Records from a data collection:
..........
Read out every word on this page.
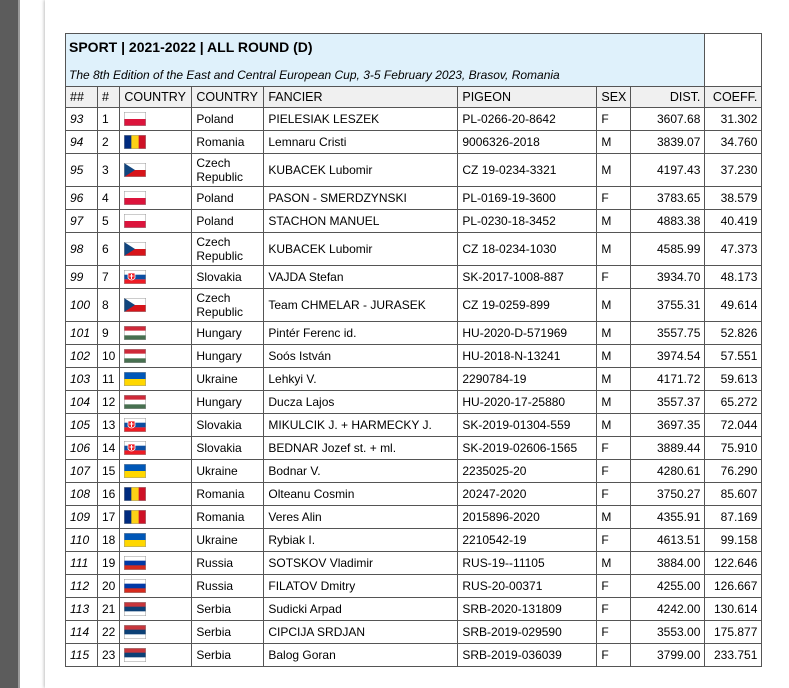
SPORT | 2021-2022 | ALL ROUND (D)
The 8th Edition of the East and Central European Cup, 3-5 February 2023, Brasov, Romania								

##	#	COUNTRY	COUNTRY	FANCIER	PIGEON	SEX	DIST.	COEFF.
93	1		Poland	PIELESIAK LESZEK	PL-0266-20-8642	F	3607.68	31.302
94	2		Romania	Lemnaru Cristi	9006326-2018	M	3839.07	34.760
95	3		Czech Republic	KUBACEK Lubomir	CZ 19-0234-3321	M	4197.43	37.230
96	4		Poland	PASON - SMERDZYNSKI	PL-0169-19-3600	F	3783.65	38.579
97	5		Poland	STACHON MANUEL	PL-0230-18-3452	M	4883.38	40.419
98	6		Czech Republic	KUBACEK Lubomir	CZ 18-0234-1030	M	4585.99	47.373
99	7		Slovakia	VAJDA Stefan	SK-2017-1008-887	F	3934.70	48.173
100	8		Czech Republic	Team CHMELAR - JURASEK	CZ 19-0259-899	M	3755.31	49.614
101	9		Hungary	Pintér Ferenc id.	HU-2020-D-571969	M	3557.75	52.826
102	10		Hungary	Soós István	HU-2018-N-13241	M	3974.54	57.551
103	11		Ukraine	Lehkyi V.	2290784-19	M	4171.72	59.613
104	12		Hungary	Ducza Lajos	HU-2020-17-25880	M	3557.37	65.272
105	13		Slovakia	MIKULCIK J. + HARMECKY J.	SK-2019-01304-559	M	3697.35	72.044
106	14		Slovakia	BEDNAR Jozef st. + ml.	SK-2019-02606-1565	F	3889.44	75.910
107	15		Ukraine	Bodnar V.	2235025-20	F	4280.61	76.290
108	16		Romania	Olteanu Cosmin	20247-2020	F	3750.27	85.607
109	17		Romania	Veres Alin	2015896-2020	M	4355.91	87.169
110	18		Ukraine	Rybiak I.	2210542-19	F	4613.51	99.158
111	19		Russia	SOTSKOV Vladimir	RUS-19--11105	M	3884.00	122.646
112	20		Russia	FILATOV Dmitry	RUS-20-00371	F	4255.00	126.667
113	21		Serbia	Sudicki Arpad	SRB-2020-131809	F	4242.00	130.614
114	22		Serbia	CIPCIJA SRDJAN	SRB-2019-029590	F	3553.00	175.877
115	23		Serbia	Balog Goran	SRB-2019-036039	F	3799.00	233.751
..........
*Short exercise*
Reproduce every record word for word. The copy must contain no pictures.

*Reply*
Read out every word on this page.
SPORT | 2021-2022 | ALL ROUND (D)
The 8th Edition of the East and Central European Cup, 3-5 February 2023, Brasov, Romania								

##	#	COUNTRY	COUNTRY	FANCIER	PIGEON	SEX	DIST.	COEFF.
93	1		Poland	PIELESIAK LESZEK	PL-0266-20-8642	F	3607.68	31.302
94	2		Romania	Lemnaru Cristi	9006326-2018	M	3839.07	34.760
95	3		Czech Republic	KUBACEK Lubomir	CZ 19-0234-3321	M	4197.43	37.230
96	4		Poland	PASON - SMERDZYNSKI	PL-0169-19-3600	F	3783.65	38.579
97	5		Poland	STACHON MANUEL	PL-0230-18-3452	M	4883.38	40.419
98	6		Czech Republic	KUBACEK Lubomir	CZ 18-0234-1030	M	4585.99	47.373
99	7		Slovakia	VAJDA Stefan	SK-2017-1008-887	F	3934.70	48.173
100	8		Czech Republic	Team CHMELAR - JURASEK	CZ 19-0259-899	M	3755.31	49.614
101	9		Hungary	Pintér Ferenc id.	HU-2020-D-571969	M	3557.75	52.826
102	10		Hungary	Soós István	HU-2018-N-13241	M	3974.54	57.551
103	11		Ukraine	Lehkyi V.	2290784-19	M	4171.72	59.613
104	12		Hungary	Ducza Lajos	HU-2020-17-25880	M	3557.37	65.272
105	13		Slovakia	MIKULCIK J. + HARMECKY J.	SK-2019-01304-559	M	3697.35	72.044
106	14		Slovakia	BEDNAR Jozef st. + ml.	SK-2019-02606-1565	F	3889.44	75.910
107	15		Ukraine	Bodnar V.	2235025-20	F	4280.61	76.290
108	16		Romania	Olteanu Cosmin	20247-2020	F	3750.27	85.607
109	17		Romania	Veres Alin	2015896-2020	M	4355.91	87.169
110	18		Ukraine	Rybiak I.	2210542-19	F	4613.51	99.158
111	19		Russia	SOTSKOV Vladimir	RUS-19--11105	M	3884.00	122.646
112	20		Russia	FILATOV Dmitry	RUS-20-00371	F	4255.00	126.667
113	21		Serbia	Sudicki Arpad	SRB-2020-131809	F	4242.00	130.614
114	22		Serbia	CIPCIJA SRDJAN	SRB-2019-029590	F	3553.00	175.877
115	23		Serbia	Balog Goran	SRB-2019-036039	F	3799.00	233.751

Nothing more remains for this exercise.